---------- EXTRACTED ENTRIES
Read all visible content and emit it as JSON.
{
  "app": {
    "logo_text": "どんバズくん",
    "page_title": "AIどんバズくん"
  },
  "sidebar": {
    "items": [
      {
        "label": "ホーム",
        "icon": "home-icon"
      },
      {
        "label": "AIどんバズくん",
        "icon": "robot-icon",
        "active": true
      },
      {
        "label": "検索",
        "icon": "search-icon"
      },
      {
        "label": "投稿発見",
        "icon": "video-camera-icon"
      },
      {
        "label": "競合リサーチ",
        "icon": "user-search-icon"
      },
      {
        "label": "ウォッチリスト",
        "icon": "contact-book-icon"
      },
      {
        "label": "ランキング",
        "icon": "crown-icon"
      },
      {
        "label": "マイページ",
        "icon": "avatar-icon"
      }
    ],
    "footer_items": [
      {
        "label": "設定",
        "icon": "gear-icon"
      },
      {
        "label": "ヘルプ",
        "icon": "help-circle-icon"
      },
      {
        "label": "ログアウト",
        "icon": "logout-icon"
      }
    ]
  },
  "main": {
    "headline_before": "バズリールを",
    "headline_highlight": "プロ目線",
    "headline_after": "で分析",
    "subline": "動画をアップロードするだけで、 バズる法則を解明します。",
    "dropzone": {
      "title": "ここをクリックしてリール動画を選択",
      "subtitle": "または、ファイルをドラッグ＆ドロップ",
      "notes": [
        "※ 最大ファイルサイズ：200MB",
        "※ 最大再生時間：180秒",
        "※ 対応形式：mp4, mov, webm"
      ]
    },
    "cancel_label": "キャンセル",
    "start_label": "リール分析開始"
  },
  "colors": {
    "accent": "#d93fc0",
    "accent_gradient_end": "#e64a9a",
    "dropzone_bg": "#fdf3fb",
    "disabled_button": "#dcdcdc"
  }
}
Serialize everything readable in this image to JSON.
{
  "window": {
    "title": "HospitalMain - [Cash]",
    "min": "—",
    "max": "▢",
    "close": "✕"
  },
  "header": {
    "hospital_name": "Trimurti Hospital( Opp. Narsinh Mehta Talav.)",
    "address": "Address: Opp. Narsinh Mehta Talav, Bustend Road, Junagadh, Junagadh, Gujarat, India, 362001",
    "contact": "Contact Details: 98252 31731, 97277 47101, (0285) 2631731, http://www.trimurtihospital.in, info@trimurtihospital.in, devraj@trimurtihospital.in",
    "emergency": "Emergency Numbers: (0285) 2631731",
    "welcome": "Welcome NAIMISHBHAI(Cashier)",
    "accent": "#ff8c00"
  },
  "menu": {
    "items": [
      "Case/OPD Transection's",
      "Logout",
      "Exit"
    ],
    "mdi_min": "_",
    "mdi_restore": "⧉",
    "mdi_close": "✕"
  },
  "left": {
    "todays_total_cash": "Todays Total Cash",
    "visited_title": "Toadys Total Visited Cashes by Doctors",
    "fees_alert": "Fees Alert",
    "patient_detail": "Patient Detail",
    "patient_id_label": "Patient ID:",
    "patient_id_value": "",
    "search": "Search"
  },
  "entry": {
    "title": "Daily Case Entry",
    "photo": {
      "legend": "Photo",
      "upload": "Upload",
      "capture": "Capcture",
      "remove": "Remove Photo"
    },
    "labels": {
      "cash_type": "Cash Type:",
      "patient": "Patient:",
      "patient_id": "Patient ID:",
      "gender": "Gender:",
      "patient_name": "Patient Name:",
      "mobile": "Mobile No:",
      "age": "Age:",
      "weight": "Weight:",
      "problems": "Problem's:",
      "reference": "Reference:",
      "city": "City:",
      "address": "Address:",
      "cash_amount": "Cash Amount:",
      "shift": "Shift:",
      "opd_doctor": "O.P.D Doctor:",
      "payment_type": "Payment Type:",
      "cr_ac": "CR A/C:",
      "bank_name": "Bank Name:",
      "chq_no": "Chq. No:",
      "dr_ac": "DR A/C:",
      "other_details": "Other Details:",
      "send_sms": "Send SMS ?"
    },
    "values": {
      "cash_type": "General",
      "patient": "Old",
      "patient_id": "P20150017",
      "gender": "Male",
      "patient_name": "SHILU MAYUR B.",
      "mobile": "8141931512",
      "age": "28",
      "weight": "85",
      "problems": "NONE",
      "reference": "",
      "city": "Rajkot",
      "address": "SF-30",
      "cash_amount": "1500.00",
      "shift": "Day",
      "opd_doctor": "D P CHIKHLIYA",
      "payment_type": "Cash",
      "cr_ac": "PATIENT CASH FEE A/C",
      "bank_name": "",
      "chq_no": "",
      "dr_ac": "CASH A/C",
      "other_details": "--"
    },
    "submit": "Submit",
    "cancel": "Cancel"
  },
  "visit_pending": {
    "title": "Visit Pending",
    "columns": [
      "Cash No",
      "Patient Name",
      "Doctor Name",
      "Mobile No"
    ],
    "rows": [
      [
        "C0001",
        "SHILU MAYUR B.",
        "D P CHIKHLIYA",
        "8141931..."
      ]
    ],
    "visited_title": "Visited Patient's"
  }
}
--------------------
■ TASK ■
Transcribe the data above in full, exactly.

■ RESPONSE TO THE TASK ■
Read all visible content and emit it as JSON.
{
  "app": {
    "logo_text": "どんバズくん",
    "page_title": "AIどんバズくん"
  },
  "sidebar": {
    "items": [
      {
        "label": "ホーム",
        "icon": "home-icon"
      },
      {
        "label": "AIどんバズくん",
        "icon": "robot-icon",
        "active": true
      },
      {
        "label": "検索",
        "icon": "search-icon"
      },
      {
        "label": "投稿発見",
        "icon": "video-camera-icon"
      },
      {
        "label": "競合リサーチ",
        "icon": "user-search-icon"
      },
      {
        "label": "ウォッチリスト",
        "icon": "contact-book-icon"
      },
      {
        "label": "ランキング",
        "icon": "crown-icon"
      },
      {
        "label": "マイページ",
        "icon": "avatar-icon"
      }
    ],
    "footer_items": [
      {
        "label": "設定",
        "icon": "gear-icon"
      },
      {
        "label": "ヘルプ",
        "icon": "help-circle-icon"
      },
      {
        "label": "ログアウト",
        "icon": "logout-icon"
      }
    ]
  },
  "main": {
    "headline_before": "バズリールを",
    "headline_highlight": "プロ目線",
    "headline_after": "で分析",
    "subline": "動画をアップロードするだけで、 バズる法則を解明します。",
    "dropzone": {
      "title": "ここをクリックしてリール動画を選択",
      "subtitle": "または、ファイルをドラッグ＆ドロップ",
      "notes": [
        "※ 最大ファイルサイズ：200MB",
        "※ 最大再生時間：180秒",
        "※ 対応形式：mp4, mov, webm"
      ]
    },
    "cancel_label": "キャンセル",
    "start_label": "リール分析開始"
  },
  "colors": {
    "accent": "#d93fc0",
    "accent_gradient_end": "#e64a9a",
    "dropzone_bg": "#fdf3fb",
    "disabled_button": "#dcdcdc"
  }
}
Serialize everything readable in this image to JSON.
{
  "window": {
    "title": "HospitalMain - [Cash]",
    "min": "—",
    "max": "▢",
    "close": "✕"
  },
  "header": {
    "hospital_name": "Trimurti Hospital( Opp. Narsinh Mehta Talav.)",
    "address": "Address: Opp. Narsinh Mehta Talav, Bustend Road, Junagadh, Junagadh, Gujarat, India, 362001",
    "contact": "Contact Details: 98252 31731, 97277 47101, (0285) 2631731, http://www.trimurtihospital.in, info@trimurtihospital.in, devraj@trimurtihospital.in",
    "emergency": "Emergency Numbers: (0285) 2631731",
    "welcome": "Welcome NAIMISHBHAI(Cashier)",
    "accent": "#ff8c00"
  },
  "menu": {
    "items": [
      "Case/OPD Transection's",
      "Logout",
      "Exit"
    ],
    "mdi_min": "_",
    "mdi_restore": "⧉",
    "mdi_close": "✕"
  },
  "left": {
    "todays_total_cash": "Todays Total Cash",
    "visited_title": "Toadys Total Visited Cashes by Doctors",
    "fees_alert": "Fees Alert",
    "patient_detail": "Patient Detail",
    "patient_id_label": "Patient ID:",
    "patient_id_value": "",
    "search": "Search"
  },
  "entry": {
    "title": "Daily Case Entry",
    "photo": {
      "legend": "Photo",
      "upload": "Upload",
      "capture": "Capcture",
      "remove": "Remove Photo"
    },
    "labels": {
      "cash_type": "Cash Type:",
      "patient": "Patient:",
      "patient_id": "Patient ID:",
      "gender": "Gender:",
      "patient_name": "Patient Name:",
      "mobile": "Mobile No:",
      "age": "Age:",
      "weight": "Weight:",
      "problems": "Problem's:",
      "reference": "Reference:",
      "city": "City:",
      "address": "Address:",
      "cash_amount": "Cash Amount:",
      "shift": "Shift:",
      "opd_doctor": "O.P.D Doctor:",
      "payment_type": "Payment Type:",
      "cr_ac": "CR A/C:",
      "bank_name": "Bank Name:",
      "chq_no": "Chq. No:",
      "dr_ac": "DR A/C:",
      "other_details": "Other Details:",
      "send_sms": "Send SMS ?"
    },
    "values": {
      "cash_type": "General",
      "patient": "Old",
      "patient_id": "P20150017",
      "gender": "Male",
      "patient_name": "SHILU MAYUR B.",
      "mobile": "8141931512",
      "age": "28",
      "weight": "85",
      "problems": "NONE",
      "reference": "",
      "city": "Rajkot",
      "address": "SF-30",
      "cash_amount": "1500.00",
      "shift": "Day",
      "opd_doctor": "D P CHIKHLIYA",
      "payment_type": "Cash",
      "cr_ac": "PATIENT CASH FEE A/C",
      "bank_name": "",
      "chq_no": "",
      "dr_ac": "CASH A/C",
      "other_details": "--"
    },
    "submit": "Submit",
    "cancel": "Cancel"
  },
  "visit_pending": {
    "title": "Visit Pending",
    "columns": [
      "Cash No",
      "Patient Name",
      "Doctor Name",
      "Mobile No"
    ],
    "rows": [
      [
        "C0001",
        "SHILU MAYUR B.",
        "D P CHIKHLIYA",
        "8141931..."
      ]
    ],
    "visited_title": "Visited Patient's"
  }
}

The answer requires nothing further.